-- START GIVEN ENTRIES --

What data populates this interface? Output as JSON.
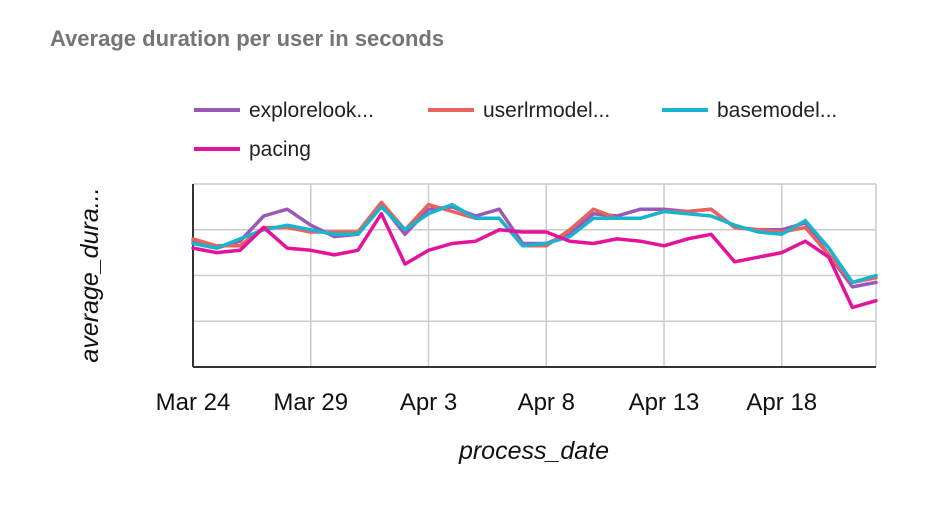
{
  "chart_data": {
    "type": "line",
    "title": "Average duration per user  in seconds",
    "xlabel": "process_date",
    "ylabel": "average_dura...",
    "x_tick_labels": [
      "Mar 24",
      "Mar 29",
      "Apr 3",
      "Apr 8",
      "Apr 13",
      "Apr 18"
    ],
    "x_tick_index": [
      0,
      5,
      10,
      15,
      20,
      25
    ],
    "dates": [
      "Mar 24",
      "Mar 25",
      "Mar 26",
      "Mar 27",
      "Mar 28",
      "Mar 29",
      "Mar 30",
      "Mar 31",
      "Apr 1",
      "Apr 2",
      "Apr 3",
      "Apr 4",
      "Apr 5",
      "Apr 6",
      "Apr 7",
      "Apr 8",
      "Apr 9",
      "Apr 10",
      "Apr 11",
      "Apr 12",
      "Apr 13",
      "Apr 14",
      "Apr 15",
      "Apr 16",
      "Apr 17",
      "Apr 18",
      "Apr 19",
      "Apr 20",
      "Apr 21",
      "Apr 22"
    ],
    "ylim": [
      0,
      4
    ],
    "grid": true,
    "legend_position": "top",
    "series": [
      {
        "name": "explorelook...",
        "color": "#9b59b6",
        "values": [
          2.75,
          2.6,
          2.75,
          3.3,
          3.45,
          3.1,
          2.85,
          2.9,
          3.55,
          2.9,
          3.45,
          3.5,
          3.3,
          3.45,
          2.7,
          2.7,
          2.9,
          3.35,
          3.3,
          3.45,
          3.45,
          3.4,
          3.45,
          3.05,
          3.0,
          3.0,
          3.15,
          2.45,
          1.75,
          1.85
        ]
      },
      {
        "name": "userlrmodel...",
        "color": "#e8635e",
        "values": [
          2.8,
          2.65,
          2.65,
          3.05,
          3.05,
          2.95,
          2.95,
          2.95,
          3.6,
          3.0,
          3.55,
          3.4,
          3.25,
          3.25,
          2.65,
          2.65,
          3.0,
          3.45,
          3.25,
          3.25,
          3.4,
          3.4,
          3.45,
          3.05,
          3.0,
          2.95,
          3.05,
          2.45,
          1.85,
          1.95
        ]
      },
      {
        "name": "basemodel...",
        "color": "#17b4cf",
        "values": [
          2.7,
          2.6,
          2.8,
          3.0,
          3.1,
          3.0,
          2.9,
          2.9,
          3.5,
          3.0,
          3.35,
          3.55,
          3.25,
          3.25,
          2.65,
          2.7,
          2.85,
          3.25,
          3.25,
          3.25,
          3.4,
          3.35,
          3.3,
          3.1,
          2.95,
          2.9,
          3.2,
          2.6,
          1.85,
          2.0
        ]
      },
      {
        "name": "pacing",
        "color": "#e5139b",
        "values": [
          2.6,
          2.5,
          2.55,
          3.05,
          2.6,
          2.55,
          2.45,
          2.55,
          3.35,
          2.25,
          2.55,
          2.7,
          2.75,
          3.0,
          2.95,
          2.95,
          2.75,
          2.7,
          2.8,
          2.75,
          2.65,
          2.8,
          2.9,
          2.3,
          2.4,
          2.5,
          2.75,
          2.4,
          1.3,
          1.45
        ]
      }
    ]
  }
}
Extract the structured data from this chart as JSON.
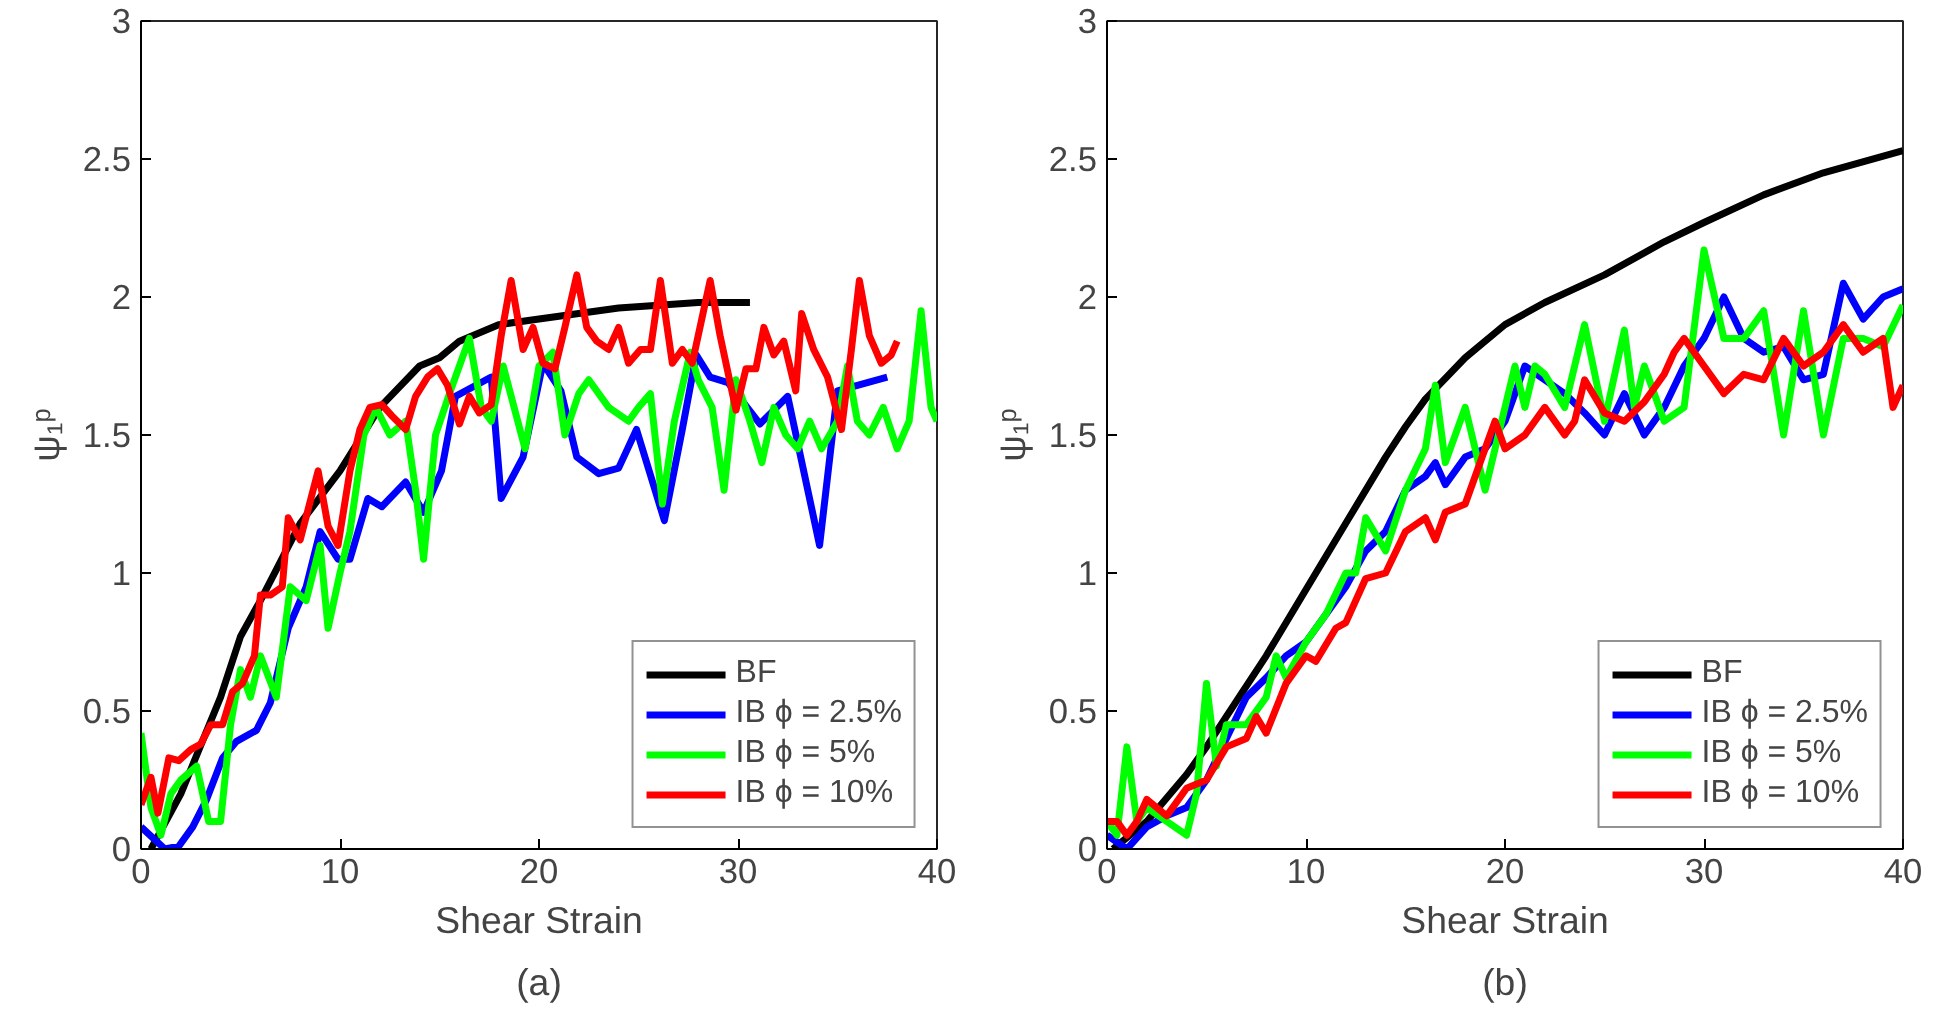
{
  "chart_data": [
    {
      "type": "line",
      "xlabel": "Shear Strain",
      "ylabel": "ψ₁ᵖ",
      "annotations": [
        "(a)"
      ],
      "xlim": [
        0,
        40
      ],
      "ylim": [
        0,
        3
      ],
      "xticks": [
        0,
        10,
        20,
        30,
        40
      ],
      "yticks": [
        0,
        0.5,
        1,
        1.5,
        2,
        2.5,
        3
      ],
      "grid": false,
      "legend": "bottom right",
      "line_style": "solid",
      "marker": "none",
      "series": [
        {
          "name": "BF",
          "color": "#000000",
          "x": [
            0.5,
            2,
            4,
            5,
            6,
            8,
            10,
            12,
            14,
            15,
            16,
            18,
            20,
            24,
            28,
            30.6
          ],
          "values": [
            0,
            0.2,
            0.55,
            0.77,
            0.9,
            1.18,
            1.37,
            1.6,
            1.75,
            1.78,
            1.84,
            1.9,
            1.92,
            1.96,
            1.98,
            1.98
          ]
        },
        {
          "name": "IB ϕ = 2.5%",
          "color": "#0000ff",
          "x": [
            0,
            1.2,
            1.9,
            2.6,
            3.3,
            4.1,
            4.8,
            5.8,
            6.5,
            7.4,
            8.3,
            9.0,
            9.9,
            10.5,
            11.4,
            12.1,
            13.3,
            14.2,
            15.1,
            15.8,
            17.6,
            18.1,
            19.2,
            20.2,
            21.1,
            21.9,
            23.0,
            24.0,
            24.9,
            26.3,
            27.2,
            27.9,
            28.6,
            29.5,
            31.1,
            32.5,
            34.1,
            35.0,
            37.5
          ],
          "values": [
            0.08,
            0,
            0.01,
            0.08,
            0.18,
            0.33,
            0.39,
            0.43,
            0.53,
            0.8,
            0.95,
            1.15,
            1.05,
            1.05,
            1.27,
            1.24,
            1.33,
            1.22,
            1.37,
            1.64,
            1.71,
            1.27,
            1.42,
            1.76,
            1.66,
            1.42,
            1.36,
            1.38,
            1.52,
            1.19,
            1.52,
            1.79,
            1.71,
            1.69,
            1.54,
            1.64,
            1.1,
            1.66,
            1.71
          ]
        },
        {
          "name": "IB ϕ = 5%",
          "color": "#00ff00",
          "x": [
            0,
            0.5,
            1,
            1.5,
            2,
            2.8,
            3.4,
            4,
            4.5,
            5,
            5.5,
            6,
            6.8,
            7.5,
            8.3,
            9,
            9.4,
            10,
            10.5,
            11.2,
            11.8,
            12.5,
            13.3,
            13.8,
            14.2,
            14.8,
            15.5,
            16,
            16.5,
            17.1,
            17.6,
            18.2,
            19.3,
            20,
            20.7,
            21.3,
            22,
            22.5,
            23.5,
            24.5,
            25,
            25.6,
            26.2,
            26.8,
            27.6,
            28,
            28.7,
            29.3,
            29.9,
            30.6,
            31.2,
            31.8,
            32.4,
            33,
            33.6,
            34.2,
            35,
            35.5,
            36,
            36.6,
            37.3,
            38,
            38.6,
            39.2,
            39.7,
            40
          ],
          "values": [
            0.42,
            0.15,
            0.05,
            0.2,
            0.25,
            0.3,
            0.1,
            0.1,
            0.45,
            0.65,
            0.55,
            0.7,
            0.55,
            0.95,
            0.9,
            1.1,
            0.8,
            1.0,
            1.15,
            1.5,
            1.6,
            1.5,
            1.55,
            1.3,
            1.05,
            1.5,
            1.65,
            1.75,
            1.85,
            1.6,
            1.55,
            1.75,
            1.45,
            1.75,
            1.8,
            1.5,
            1.65,
            1.7,
            1.6,
            1.55,
            1.6,
            1.65,
            1.25,
            1.55,
            1.8,
            1.7,
            1.6,
            1.3,
            1.7,
            1.55,
            1.4,
            1.6,
            1.5,
            1.45,
            1.55,
            1.45,
            1.55,
            1.75,
            1.55,
            1.5,
            1.6,
            1.45,
            1.55,
            1.95,
            1.6,
            1.55
          ]
        },
        {
          "name": "IB ϕ = 10%",
          "color": "#ff0000",
          "x": [
            0,
            0.5,
            0.85,
            1.4,
            1.9,
            2.5,
            3.0,
            3.5,
            4.1,
            4.6,
            5.1,
            5.7,
            6.0,
            6.5,
            7.1,
            7.4,
            8.0,
            8.9,
            9.4,
            9.9,
            10.5,
            11.0,
            11.5,
            12.1,
            12.6,
            13.3,
            13.8,
            14.4,
            14.9,
            15.4,
            16.0,
            16.5,
            17.0,
            17.6,
            18.1,
            18.6,
            19.2,
            19.7,
            20.2,
            20.8,
            21.3,
            21.9,
            22.4,
            22.9,
            23.5,
            24.0,
            24.5,
            25.1,
            25.6,
            26.1,
            26.7,
            27.2,
            27.7,
            28.3,
            28.6,
            29.1,
            29.9,
            30.4,
            30.9,
            31.3,
            31.8,
            32.3,
            32.9,
            33.2,
            33.8,
            34.5,
            35.2,
            35.7,
            36.1,
            36.6,
            37.2,
            37.7,
            38.0
          ],
          "values": [
            0.16,
            0.26,
            0.13,
            0.33,
            0.32,
            0.36,
            0.38,
            0.45,
            0.45,
            0.57,
            0.6,
            0.7,
            0.92,
            0.92,
            0.95,
            1.2,
            1.12,
            1.37,
            1.17,
            1.1,
            1.37,
            1.52,
            1.6,
            1.61,
            1.57,
            1.52,
            1.64,
            1.71,
            1.74,
            1.68,
            1.54,
            1.64,
            1.58,
            1.61,
            1.86,
            2.06,
            1.81,
            1.89,
            1.76,
            1.74,
            1.89,
            2.08,
            1.89,
            1.84,
            1.81,
            1.89,
            1.76,
            1.81,
            1.81,
            2.06,
            1.76,
            1.81,
            1.76,
            1.96,
            2.06,
            1.86,
            1.59,
            1.74,
            1.74,
            1.89,
            1.79,
            1.84,
            1.66,
            1.94,
            1.81,
            1.71,
            1.52,
            1.81,
            2.06,
            1.86,
            1.76,
            1.79,
            1.84
          ]
        }
      ]
    },
    {
      "type": "line",
      "xlabel": "Shear Strain",
      "ylabel": "ψ₁ᵖ",
      "annotations": [
        "(b)"
      ],
      "xlim": [
        0,
        40
      ],
      "ylim": [
        0,
        3
      ],
      "xticks": [
        0,
        10,
        20,
        30,
        40
      ],
      "yticks": [
        0,
        0.5,
        1,
        1.5,
        2,
        2.5,
        3
      ],
      "grid": false,
      "legend": "bottom right",
      "line_style": "solid",
      "marker": "none",
      "series": [
        {
          "name": "BF",
          "color": "#000000",
          "x": [
            0.3,
            2,
            4,
            5,
            6,
            8,
            10,
            12,
            14,
            15,
            16,
            18,
            20,
            22,
            25,
            28,
            30,
            33,
            36,
            40
          ],
          "values": [
            0,
            0.1,
            0.27,
            0.37,
            0.48,
            0.7,
            0.94,
            1.18,
            1.42,
            1.53,
            1.63,
            1.78,
            1.9,
            1.98,
            2.08,
            2.2,
            2.27,
            2.37,
            2.45,
            2.53
          ]
        },
        {
          "name": "IB ϕ = 2.5%",
          "color": "#0000ff",
          "x": [
            0,
            1,
            2,
            3,
            4,
            5,
            6,
            7,
            8,
            9,
            10,
            11,
            12,
            13,
            14,
            15,
            16,
            16.5,
            17,
            18,
            19,
            20,
            21,
            22,
            23,
            24,
            25,
            26,
            27,
            28,
            29,
            30,
            31,
            32,
            33,
            34,
            35,
            36,
            37,
            38,
            39,
            40
          ],
          "values": [
            0.05,
            0,
            0.08,
            0.12,
            0.15,
            0.25,
            0.4,
            0.55,
            0.62,
            0.7,
            0.75,
            0.85,
            0.95,
            1.08,
            1.15,
            1.3,
            1.35,
            1.4,
            1.32,
            1.42,
            1.45,
            1.55,
            1.75,
            1.7,
            1.65,
            1.58,
            1.5,
            1.65,
            1.5,
            1.6,
            1.75,
            1.85,
            2.0,
            1.85,
            1.8,
            1.82,
            1.7,
            1.72,
            2.05,
            1.92,
            2.0,
            2.03
          ]
        },
        {
          "name": "IB ϕ = 5%",
          "color": "#00ff00",
          "x": [
            0,
            0.5,
            1,
            1.5,
            2,
            3,
            4,
            4.5,
            5,
            5.5,
            6,
            7,
            8,
            8.5,
            9,
            10,
            11,
            12,
            12.5,
            13,
            14,
            15,
            16,
            16.5,
            17,
            18,
            19,
            20,
            20.5,
            21,
            21.5,
            22,
            23,
            24,
            25,
            26,
            26.5,
            27,
            28,
            29,
            30,
            31,
            32,
            33,
            34,
            35,
            36,
            37,
            38,
            39,
            40
          ],
          "values": [
            0.1,
            0.05,
            0.37,
            0.1,
            0.15,
            0.1,
            0.05,
            0.2,
            0.6,
            0.3,
            0.45,
            0.45,
            0.55,
            0.7,
            0.62,
            0.75,
            0.85,
            1.0,
            1.0,
            1.2,
            1.08,
            1.3,
            1.45,
            1.68,
            1.4,
            1.6,
            1.3,
            1.6,
            1.75,
            1.6,
            1.75,
            1.72,
            1.6,
            1.9,
            1.55,
            1.88,
            1.6,
            1.75,
            1.55,
            1.6,
            2.17,
            1.85,
            1.85,
            1.95,
            1.5,
            1.95,
            1.5,
            1.85,
            1.85,
            1.82,
            1.97
          ]
        },
        {
          "name": "IB ϕ = 10%",
          "color": "#ff0000",
          "x": [
            0,
            0.5,
            1,
            1.5,
            2,
            3,
            4,
            5,
            6,
            7,
            7.5,
            8,
            9,
            10,
            10.5,
            11.5,
            12,
            13,
            14,
            15,
            16,
            16.5,
            17,
            18,
            19,
            19.5,
            20,
            21,
            22,
            23,
            23.5,
            24,
            25,
            26,
            27,
            28,
            28.5,
            29,
            30,
            31,
            32,
            33,
            34,
            35,
            36,
            37,
            38,
            39,
            39.5,
            40
          ],
          "values": [
            0.1,
            0.1,
            0.05,
            0.1,
            0.18,
            0.12,
            0.22,
            0.25,
            0.37,
            0.4,
            0.48,
            0.42,
            0.6,
            0.7,
            0.68,
            0.8,
            0.82,
            0.98,
            1.0,
            1.15,
            1.2,
            1.12,
            1.22,
            1.25,
            1.45,
            1.55,
            1.45,
            1.5,
            1.6,
            1.5,
            1.55,
            1.7,
            1.58,
            1.55,
            1.62,
            1.72,
            1.8,
            1.85,
            1.75,
            1.65,
            1.72,
            1.7,
            1.85,
            1.75,
            1.8,
            1.9,
            1.8,
            1.85,
            1.6,
            1.68
          ]
        }
      ]
    }
  ]
}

-- END GIVEN ENTRIES --

TASK STATEMENT:
Select all lines in the listing above where the word "JSON" appears, and show them.

COMPLETE RESPONSE:
What data populates this interface? Output as JSON.
Extract the structured data from this chart as JSON.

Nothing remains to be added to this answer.